-- Material shown --
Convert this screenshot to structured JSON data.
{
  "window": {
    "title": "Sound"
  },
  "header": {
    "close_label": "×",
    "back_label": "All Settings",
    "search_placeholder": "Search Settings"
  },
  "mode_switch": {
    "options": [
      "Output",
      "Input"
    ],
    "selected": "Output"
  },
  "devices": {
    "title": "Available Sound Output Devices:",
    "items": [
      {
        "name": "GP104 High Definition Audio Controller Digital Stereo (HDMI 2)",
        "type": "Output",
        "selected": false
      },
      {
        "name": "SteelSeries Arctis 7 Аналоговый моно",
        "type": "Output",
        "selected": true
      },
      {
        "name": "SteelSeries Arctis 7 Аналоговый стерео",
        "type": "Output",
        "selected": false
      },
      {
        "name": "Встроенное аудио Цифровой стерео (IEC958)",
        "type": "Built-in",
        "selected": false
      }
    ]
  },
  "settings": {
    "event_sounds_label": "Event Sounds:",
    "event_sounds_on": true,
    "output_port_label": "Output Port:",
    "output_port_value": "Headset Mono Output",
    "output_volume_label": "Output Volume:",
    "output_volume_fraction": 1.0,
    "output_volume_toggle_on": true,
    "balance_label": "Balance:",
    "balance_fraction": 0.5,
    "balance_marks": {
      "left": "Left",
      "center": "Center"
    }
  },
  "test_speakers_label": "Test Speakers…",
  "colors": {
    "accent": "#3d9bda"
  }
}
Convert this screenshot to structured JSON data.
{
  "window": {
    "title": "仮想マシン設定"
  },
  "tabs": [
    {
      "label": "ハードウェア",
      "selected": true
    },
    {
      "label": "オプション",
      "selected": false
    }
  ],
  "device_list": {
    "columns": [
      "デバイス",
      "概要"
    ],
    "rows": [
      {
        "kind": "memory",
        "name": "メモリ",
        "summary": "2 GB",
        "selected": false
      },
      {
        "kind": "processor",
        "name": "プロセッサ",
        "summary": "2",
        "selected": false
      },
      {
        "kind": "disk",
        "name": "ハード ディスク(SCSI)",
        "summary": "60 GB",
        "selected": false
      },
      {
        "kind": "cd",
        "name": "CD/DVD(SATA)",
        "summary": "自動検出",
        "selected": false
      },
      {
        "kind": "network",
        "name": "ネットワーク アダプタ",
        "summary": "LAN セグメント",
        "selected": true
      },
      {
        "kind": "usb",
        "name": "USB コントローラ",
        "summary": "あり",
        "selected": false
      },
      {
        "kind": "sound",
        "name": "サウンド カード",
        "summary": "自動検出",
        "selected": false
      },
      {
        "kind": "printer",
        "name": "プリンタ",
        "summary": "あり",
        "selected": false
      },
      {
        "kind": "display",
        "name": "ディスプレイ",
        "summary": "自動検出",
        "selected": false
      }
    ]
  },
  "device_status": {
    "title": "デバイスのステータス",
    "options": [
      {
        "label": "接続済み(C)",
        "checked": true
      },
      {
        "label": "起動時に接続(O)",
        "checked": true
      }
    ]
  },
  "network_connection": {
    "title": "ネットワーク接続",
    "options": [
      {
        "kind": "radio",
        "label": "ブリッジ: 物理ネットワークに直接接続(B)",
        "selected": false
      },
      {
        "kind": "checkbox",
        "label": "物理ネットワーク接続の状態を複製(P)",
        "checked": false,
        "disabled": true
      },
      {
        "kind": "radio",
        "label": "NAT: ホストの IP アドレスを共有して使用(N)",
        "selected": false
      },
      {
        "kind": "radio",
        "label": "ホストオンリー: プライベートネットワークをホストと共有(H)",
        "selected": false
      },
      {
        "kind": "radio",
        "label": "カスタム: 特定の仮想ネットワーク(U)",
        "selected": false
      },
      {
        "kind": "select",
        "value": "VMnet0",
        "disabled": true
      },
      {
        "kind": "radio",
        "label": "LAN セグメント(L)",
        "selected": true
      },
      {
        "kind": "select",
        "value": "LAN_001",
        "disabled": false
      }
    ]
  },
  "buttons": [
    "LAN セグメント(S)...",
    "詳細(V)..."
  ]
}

-- Work to be completed --
Transcribe the full listing above without leaving anything out.

-- Expected answer --
Convert this screenshot to structured JSON data.
{
  "window": {
    "title": "Sound"
  },
  "header": {
    "close_label": "×",
    "back_label": "All Settings",
    "search_placeholder": "Search Settings"
  },
  "mode_switch": {
    "options": [
      "Output",
      "Input"
    ],
    "selected": "Output"
  },
  "devices": {
    "title": "Available Sound Output Devices:",
    "items": [
      {
        "name": "GP104 High Definition Audio Controller Digital Stereo (HDMI 2)",
        "type": "Output",
        "selected": false
      },
      {
        "name": "SteelSeries Arctis 7 Аналоговый моно",
        "type": "Output",
        "selected": true
      },
      {
        "name": "SteelSeries Arctis 7 Аналоговый стерео",
        "type": "Output",
        "selected": false
      },
      {
        "name": "Встроенное аудио Цифровой стерео (IEC958)",
        "type": "Built-in",
        "selected": false
      }
    ]
  },
  "settings": {
    "event_sounds_label": "Event Sounds:",
    "event_sounds_on": true,
    "output_port_label": "Output Port:",
    "output_port_value": "Headset Mono Output",
    "output_volume_label": "Output Volume:",
    "output_volume_fraction": 1.0,
    "output_volume_toggle_on": true,
    "balance_label": "Balance:",
    "balance_fraction": 0.5,
    "balance_marks": {
      "left": "Left",
      "center": "Center"
    }
  },
  "test_speakers_label": "Test Speakers…",
  "colors": {
    "accent": "#3d9bda"
  }
}
Convert this screenshot to structured JSON data.
{
  "window": {
    "title": "仮想マシン設定"
  },
  "tabs": [
    {
      "label": "ハードウェア",
      "selected": true
    },
    {
      "label": "オプション",
      "selected": false
    }
  ],
  "device_list": {
    "columns": [
      "デバイス",
      "概要"
    ],
    "rows": [
      {
        "kind": "memory",
        "name": "メモリ",
        "summary": "2 GB",
        "selected": false
      },
      {
        "kind": "processor",
        "name": "プロセッサ",
        "summary": "2",
        "selected": false
      },
      {
        "kind": "disk",
        "name": "ハード ディスク(SCSI)",
        "summary": "60 GB",
        "selected": false
      },
      {
        "kind": "cd",
        "name": "CD/DVD(SATA)",
        "summary": "自動検出",
        "selected": false
      },
      {
        "kind": "network",
        "name": "ネットワーク アダプタ",
        "summary": "LAN セグメント",
        "selected": true
      },
      {
        "kind": "usb",
        "name": "USB コントローラ",
        "summary": "あり",
        "selected": false
      },
      {
        "kind": "sound",
        "name": "サウンド カード",
        "summary": "自動検出",
        "selected": false
      },
      {
        "kind": "printer",
        "name": "プリンタ",
        "summary": "あり",
        "selected": false
      },
      {
        "kind": "display",
        "name": "ディスプレイ",
        "summary": "自動検出",
        "selected": false
      }
    ]
  },
  "device_status": {
    "title": "デバイスのステータス",
    "options": [
      {
        "label": "接続済み(C)",
        "checked": true
      },
      {
        "label": "起動時に接続(O)",
        "checked": true
      }
    ]
  },
  "network_connection": {
    "title": "ネットワーク接続",
    "options": [
      {
        "kind": "radio",
        "label": "ブリッジ: 物理ネットワークに直接接続(B)",
        "selected": false
      },
      {
        "kind": "checkbox",
        "label": "物理ネットワーク接続の状態を複製(P)",
        "checked": false,
        "disabled": true
      },
      {
        "kind": "radio",
        "label": "NAT: ホストの IP アドレスを共有して使用(N)",
        "selected": false
      },
      {
        "kind": "radio",
        "label": "ホストオンリー: プライベートネットワークをホストと共有(H)",
        "selected": false
      },
      {
        "kind": "radio",
        "label": "カスタム: 特定の仮想ネットワーク(U)",
        "selected": false
      },
      {
        "kind": "select",
        "value": "VMnet0",
        "disabled": true
      },
      {
        "kind": "radio",
        "label": "LAN セグメント(L)",
        "selected": true
      },
      {
        "kind": "select",
        "value": "LAN_001",
        "disabled": false
      }
    ]
  },
  "buttons": [
    "LAN セグメント(S)...",
    "詳細(V)..."
  ]
}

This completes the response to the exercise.